Dataset records —

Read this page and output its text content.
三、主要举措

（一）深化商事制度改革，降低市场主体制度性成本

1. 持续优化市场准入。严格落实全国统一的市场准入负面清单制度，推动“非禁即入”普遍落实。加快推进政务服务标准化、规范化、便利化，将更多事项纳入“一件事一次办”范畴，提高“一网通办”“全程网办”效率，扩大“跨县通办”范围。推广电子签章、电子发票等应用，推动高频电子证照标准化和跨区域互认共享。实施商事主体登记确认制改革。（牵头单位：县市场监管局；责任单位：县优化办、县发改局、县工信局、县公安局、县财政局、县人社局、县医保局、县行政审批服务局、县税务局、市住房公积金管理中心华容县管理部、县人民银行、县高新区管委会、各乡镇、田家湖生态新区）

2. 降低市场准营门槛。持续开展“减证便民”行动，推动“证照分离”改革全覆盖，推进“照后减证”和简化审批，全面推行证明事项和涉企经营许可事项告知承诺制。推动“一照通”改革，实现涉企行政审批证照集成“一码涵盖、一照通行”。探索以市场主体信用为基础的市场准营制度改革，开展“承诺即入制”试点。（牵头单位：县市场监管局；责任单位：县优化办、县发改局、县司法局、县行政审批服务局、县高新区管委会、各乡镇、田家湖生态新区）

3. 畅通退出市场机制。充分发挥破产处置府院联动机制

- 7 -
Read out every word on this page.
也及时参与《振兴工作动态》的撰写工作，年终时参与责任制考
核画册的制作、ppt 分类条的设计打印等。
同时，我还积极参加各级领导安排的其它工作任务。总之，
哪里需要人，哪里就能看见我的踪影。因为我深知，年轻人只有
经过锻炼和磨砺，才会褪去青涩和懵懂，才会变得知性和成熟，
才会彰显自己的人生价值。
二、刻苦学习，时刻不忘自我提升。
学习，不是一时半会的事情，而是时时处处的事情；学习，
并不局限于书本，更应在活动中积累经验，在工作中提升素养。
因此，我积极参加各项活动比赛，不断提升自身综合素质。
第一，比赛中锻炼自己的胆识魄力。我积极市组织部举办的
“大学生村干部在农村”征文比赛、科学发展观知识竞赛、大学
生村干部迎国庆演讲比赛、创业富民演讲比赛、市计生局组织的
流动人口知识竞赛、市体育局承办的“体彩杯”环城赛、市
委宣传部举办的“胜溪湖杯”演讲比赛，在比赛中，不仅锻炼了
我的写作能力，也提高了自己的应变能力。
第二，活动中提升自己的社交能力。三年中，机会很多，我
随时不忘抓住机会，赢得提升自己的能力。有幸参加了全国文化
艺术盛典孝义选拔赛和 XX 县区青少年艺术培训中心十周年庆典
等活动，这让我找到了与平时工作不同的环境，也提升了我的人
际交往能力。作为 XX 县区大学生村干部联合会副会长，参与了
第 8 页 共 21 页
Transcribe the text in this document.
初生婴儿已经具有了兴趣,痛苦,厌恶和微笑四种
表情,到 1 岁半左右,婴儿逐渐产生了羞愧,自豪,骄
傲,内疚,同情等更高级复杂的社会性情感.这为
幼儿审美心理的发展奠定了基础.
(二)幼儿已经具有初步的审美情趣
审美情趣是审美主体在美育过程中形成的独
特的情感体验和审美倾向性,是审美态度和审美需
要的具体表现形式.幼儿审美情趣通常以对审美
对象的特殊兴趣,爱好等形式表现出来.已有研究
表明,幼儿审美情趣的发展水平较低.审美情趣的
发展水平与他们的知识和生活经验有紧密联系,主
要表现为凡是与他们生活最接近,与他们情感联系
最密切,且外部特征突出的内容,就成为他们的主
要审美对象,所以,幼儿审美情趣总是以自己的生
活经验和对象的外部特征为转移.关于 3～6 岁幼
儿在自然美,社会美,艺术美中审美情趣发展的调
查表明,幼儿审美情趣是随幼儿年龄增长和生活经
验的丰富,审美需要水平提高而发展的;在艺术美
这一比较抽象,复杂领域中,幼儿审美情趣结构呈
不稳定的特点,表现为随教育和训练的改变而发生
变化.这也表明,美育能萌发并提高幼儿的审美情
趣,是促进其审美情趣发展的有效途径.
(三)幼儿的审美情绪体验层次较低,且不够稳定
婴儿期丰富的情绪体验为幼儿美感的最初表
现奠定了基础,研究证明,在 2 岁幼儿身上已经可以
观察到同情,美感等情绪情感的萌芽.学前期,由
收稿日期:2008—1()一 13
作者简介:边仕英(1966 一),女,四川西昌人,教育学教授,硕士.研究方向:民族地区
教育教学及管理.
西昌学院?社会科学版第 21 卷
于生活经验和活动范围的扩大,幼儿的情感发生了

What is asked — Reproduce all the records precisely.

Exercise solution —
Read this page and output its text content.
三、主要举措

（一）深化商事制度改革，降低市场主体制度性成本

1. 持续优化市场准入。严格落实全国统一的市场准入负面清单制度，推动“非禁即入”普遍落实。加快推进政务服务标准化、规范化、便利化，将更多事项纳入“一件事一次办”范畴，提高“一网通办”“全程网办”效率，扩大“跨县通办”范围。推广电子签章、电子发票等应用，推动高频电子证照标准化和跨区域互认共享。实施商事主体登记确认制改革。（牵头单位：县市场监管局；责任单位：县优化办、县发改局、县工信局、县公安局、县财政局、县人社局、县医保局、县行政审批服务局、县税务局、市住房公积金管理中心华容县管理部、县人民银行、县高新区管委会、各乡镇、田家湖生态新区）

2. 降低市场准营门槛。持续开展“减证便民”行动，推动“证照分离”改革全覆盖，推进“照后减证”和简化审批，全面推行证明事项和涉企经营许可事项告知承诺制。推动“一照通”改革，实现涉企行政审批证照集成“一码涵盖、一照通行”。探索以市场主体信用为基础的市场准营制度改革，开展“承诺即入制”试点。（牵头单位：县市场监管局；责任单位：县优化办、县发改局、县司法局、县行政审批服务局、县高新区管委会、各乡镇、田家湖生态新区）

3. 畅通退出市场机制。充分发挥破产处置府院联动机制

- 7 -
Read out every word on this page.
也及时参与《振兴工作动态》的撰写工作，年终时参与责任制考
核画册的制作、ppt 分类条的设计打印等。
同时，我还积极参加各级领导安排的其它工作任务。总之，
哪里需要人，哪里就能看见我的踪影。因为我深知，年轻人只有
经过锻炼和磨砺，才会褪去青涩和懵懂，才会变得知性和成熟，
才会彰显自己的人生价值。
二、刻苦学习，时刻不忘自我提升。
学习，不是一时半会的事情，而是时时处处的事情；学习，
并不局限于书本，更应在活动中积累经验，在工作中提升素养。
因此，我积极参加各项活动比赛，不断提升自身综合素质。
第一，比赛中锻炼自己的胆识魄力。我积极市组织部举办的
“大学生村干部在农村”征文比赛、科学发展观知识竞赛、大学
生村干部迎国庆演讲比赛、创业富民演讲比赛、市计生局组织的
流动人口知识竞赛、市体育局承办的“体彩杯”环城赛、市
委宣传部举办的“胜溪湖杯”演讲比赛，在比赛中，不仅锻炼了
我的写作能力，也提高了自己的应变能力。
第二，活动中提升自己的社交能力。三年中，机会很多，我
随时不忘抓住机会，赢得提升自己的能力。有幸参加了全国文化
艺术盛典孝义选拔赛和 XX 县区青少年艺术培训中心十周年庆典
等活动，这让我找到了与平时工作不同的环境，也提升了我的人
际交往能力。作为 XX 县区大学生村干部联合会副会长，参与了
第 8 页 共 21 页
Transcribe the text in this document.
初生婴儿已经具有了兴趣,痛苦,厌恶和微笑四种
表情,到 1 岁半左右,婴儿逐渐产生了羞愧,自豪,骄
傲,内疚,同情等更高级复杂的社会性情感.这为
幼儿审美心理的发展奠定了基础.
(二)幼儿已经具有初步的审美情趣
审美情趣是审美主体在美育过程中形成的独
特的情感体验和审美倾向性,是审美态度和审美需
要的具体表现形式.幼儿审美情趣通常以对审美
对象的特殊兴趣,爱好等形式表现出来.已有研究
表明,幼儿审美情趣的发展水平较低.审美情趣的
发展水平与他们的知识和生活经验有紧密联系,主
要表现为凡是与他们生活最接近,与他们情感联系
最密切,且外部特征突出的内容,就成为他们的主
要审美对象,所以,幼儿审美情趣总是以自己的生
活经验和对象的外部特征为转移.关于 3～6 岁幼
儿在自然美,社会美,艺术美中审美情趣发展的调
查表明,幼儿审美情趣是随幼儿年龄增长和生活经
验的丰富,审美需要水平提高而发展的;在艺术美
这一比较抽象,复杂领域中,幼儿审美情趣结构呈
不稳定的特点,表现为随教育和训练的改变而发生
变化.这也表明,美育能萌发并提高幼儿的审美情
趣,是促进其审美情趣发展的有效途径.
(三)幼儿的审美情绪体验层次较低,且不够稳定
婴儿期丰富的情绪体验为幼儿美感的最初表
现奠定了基础,研究证明,在 2 岁幼儿身上已经可以
观察到同情,美感等情绪情感的萌芽.学前期,由
收稿日期:2008—1()一 13
作者简介:边仕英(1966 一),女,四川西昌人,教育学教授,硕士.研究方向:民族地区
教育教学及管理.
西昌学院?社会科学版第 21 卷
于生活经验和活动范围的扩大,幼儿的情感发生了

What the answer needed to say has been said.